(Dataset items)
--
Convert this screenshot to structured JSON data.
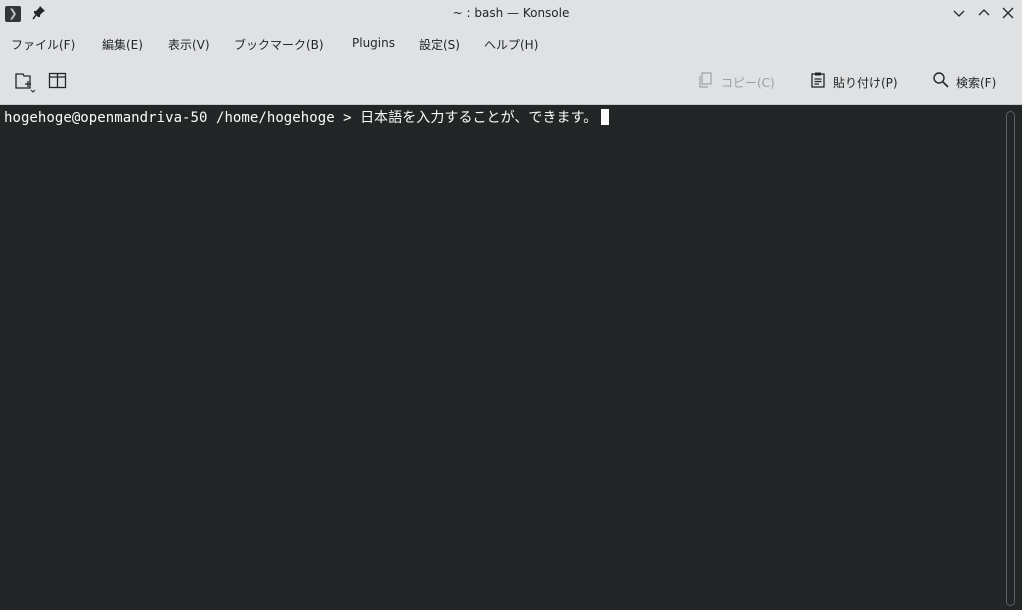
{
  "window": {
    "title": "~ : bash — Konsole",
    "app_icon": "terminal-icon",
    "pin_icon": "pin-icon",
    "controls": [
      "minimize-icon",
      "maximize-icon",
      "close-icon"
    ]
  },
  "menu": {
    "items": [
      {
        "label": "ファイル(F)"
      },
      {
        "label": "編集(E)"
      },
      {
        "label": "表示(V)"
      },
      {
        "label": "ブックマーク(B)"
      },
      {
        "label": "Plugins"
      },
      {
        "label": "設定(S)"
      },
      {
        "label": "ヘルプ(H)"
      }
    ]
  },
  "toolbar": {
    "new_tab_icon": "new-tab-icon",
    "split_view_icon": "split-view-icon",
    "copy_label": "コピー(C)",
    "paste_label": "貼り付け(P)",
    "find_label": "検索(F)"
  },
  "terminal": {
    "prompt": "hogehoge@openmandriva-50 /home/hogehoge > ",
    "input": "日本語を入力することが、できます。"
  },
  "colors": {
    "chrome_bg": "#e0e1e3",
    "terminal_bg": "#232627",
    "terminal_fg": "#fcfcfc"
  }
}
--
• **Short task**:
Copy the data exactly. Any picture it contains is to be omitted.

• **Task answer**:
Convert this screenshot to structured JSON data.
{
  "window": {
    "title": "~ : bash — Konsole",
    "app_icon": "terminal-icon",
    "pin_icon": "pin-icon",
    "controls": [
      "minimize-icon",
      "maximize-icon",
      "close-icon"
    ]
  },
  "menu": {
    "items": [
      {
        "label": "ファイル(F)"
      },
      {
        "label": "編集(E)"
      },
      {
        "label": "表示(V)"
      },
      {
        "label": "ブックマーク(B)"
      },
      {
        "label": "Plugins"
      },
      {
        "label": "設定(S)"
      },
      {
        "label": "ヘルプ(H)"
      }
    ]
  },
  "toolbar": {
    "new_tab_icon": "new-tab-icon",
    "split_view_icon": "split-view-icon",
    "copy_label": "コピー(C)",
    "paste_label": "貼り付け(P)",
    "find_label": "検索(F)"
  },
  "terminal": {
    "prompt": "hogehoge@openmandriva-50 /home/hogehoge > ",
    "input": "日本語を入力することが、できます。"
  },
  "colors": {
    "chrome_bg": "#e0e1e3",
    "terminal_bg": "#232627",
    "terminal_fg": "#fcfcfc"
  }
}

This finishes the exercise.